Saved data entries
^^^^
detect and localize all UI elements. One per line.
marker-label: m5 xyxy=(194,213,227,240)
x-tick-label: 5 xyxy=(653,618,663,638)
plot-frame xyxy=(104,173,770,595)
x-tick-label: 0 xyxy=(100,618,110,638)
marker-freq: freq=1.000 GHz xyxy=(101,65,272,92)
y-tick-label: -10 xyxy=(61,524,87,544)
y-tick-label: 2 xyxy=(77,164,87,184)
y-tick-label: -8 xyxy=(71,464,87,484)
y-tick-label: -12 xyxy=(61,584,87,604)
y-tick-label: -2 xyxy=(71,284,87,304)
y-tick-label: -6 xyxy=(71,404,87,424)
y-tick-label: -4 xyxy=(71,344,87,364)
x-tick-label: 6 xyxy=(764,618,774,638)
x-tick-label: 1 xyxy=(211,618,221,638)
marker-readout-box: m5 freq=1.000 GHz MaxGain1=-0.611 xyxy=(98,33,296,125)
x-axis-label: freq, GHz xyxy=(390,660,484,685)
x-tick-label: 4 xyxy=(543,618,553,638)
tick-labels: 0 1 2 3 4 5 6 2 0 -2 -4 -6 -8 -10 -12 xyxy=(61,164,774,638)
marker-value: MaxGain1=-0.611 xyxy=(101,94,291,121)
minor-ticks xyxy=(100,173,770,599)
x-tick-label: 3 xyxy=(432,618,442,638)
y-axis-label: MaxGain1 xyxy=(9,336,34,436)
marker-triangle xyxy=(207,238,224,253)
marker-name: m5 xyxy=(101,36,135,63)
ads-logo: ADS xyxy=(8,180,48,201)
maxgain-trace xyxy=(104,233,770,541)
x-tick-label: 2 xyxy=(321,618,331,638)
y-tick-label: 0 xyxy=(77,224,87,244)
^^^^
- Objective:
Copy out every line of the listing above, keeping each one identical.

- Written reply:
detect and localize all UI elements. One per line.
marker-label: m5 xyxy=(194,213,227,240)
x-tick-label: 5 xyxy=(653,618,663,638)
plot-frame xyxy=(104,173,770,595)
x-tick-label: 0 xyxy=(100,618,110,638)
marker-freq: freq=1.000 GHz xyxy=(101,65,272,92)
y-tick-label: -10 xyxy=(61,524,87,544)
y-tick-label: 2 xyxy=(77,164,87,184)
y-tick-label: -8 xyxy=(71,464,87,484)
y-tick-label: -12 xyxy=(61,584,87,604)
y-tick-label: -2 xyxy=(71,284,87,304)
y-tick-label: -6 xyxy=(71,404,87,424)
y-tick-label: -4 xyxy=(71,344,87,364)
x-tick-label: 6 xyxy=(764,618,774,638)
x-tick-label: 1 xyxy=(211,618,221,638)
marker-readout-box: m5 freq=1.000 GHz MaxGain1=-0.611 xyxy=(98,33,296,125)
x-axis-label: freq, GHz xyxy=(390,660,484,685)
x-tick-label: 4 xyxy=(543,618,553,638)
tick-labels: 0 1 2 3 4 5 6 2 0 -2 -4 -6 -8 -10 -12 xyxy=(61,164,774,638)
marker-value: MaxGain1=-0.611 xyxy=(101,94,291,121)
minor-ticks xyxy=(100,173,770,599)
x-tick-label: 3 xyxy=(432,618,442,638)
y-axis-label: MaxGain1 xyxy=(9,336,34,436)
marker-triangle xyxy=(207,238,224,253)
marker-name: m5 xyxy=(101,36,135,63)
ads-logo: ADS xyxy=(8,180,48,201)
maxgain-trace xyxy=(104,233,770,541)
x-tick-label: 2 xyxy=(321,618,331,638)
y-tick-label: 0 xyxy=(77,224,87,244)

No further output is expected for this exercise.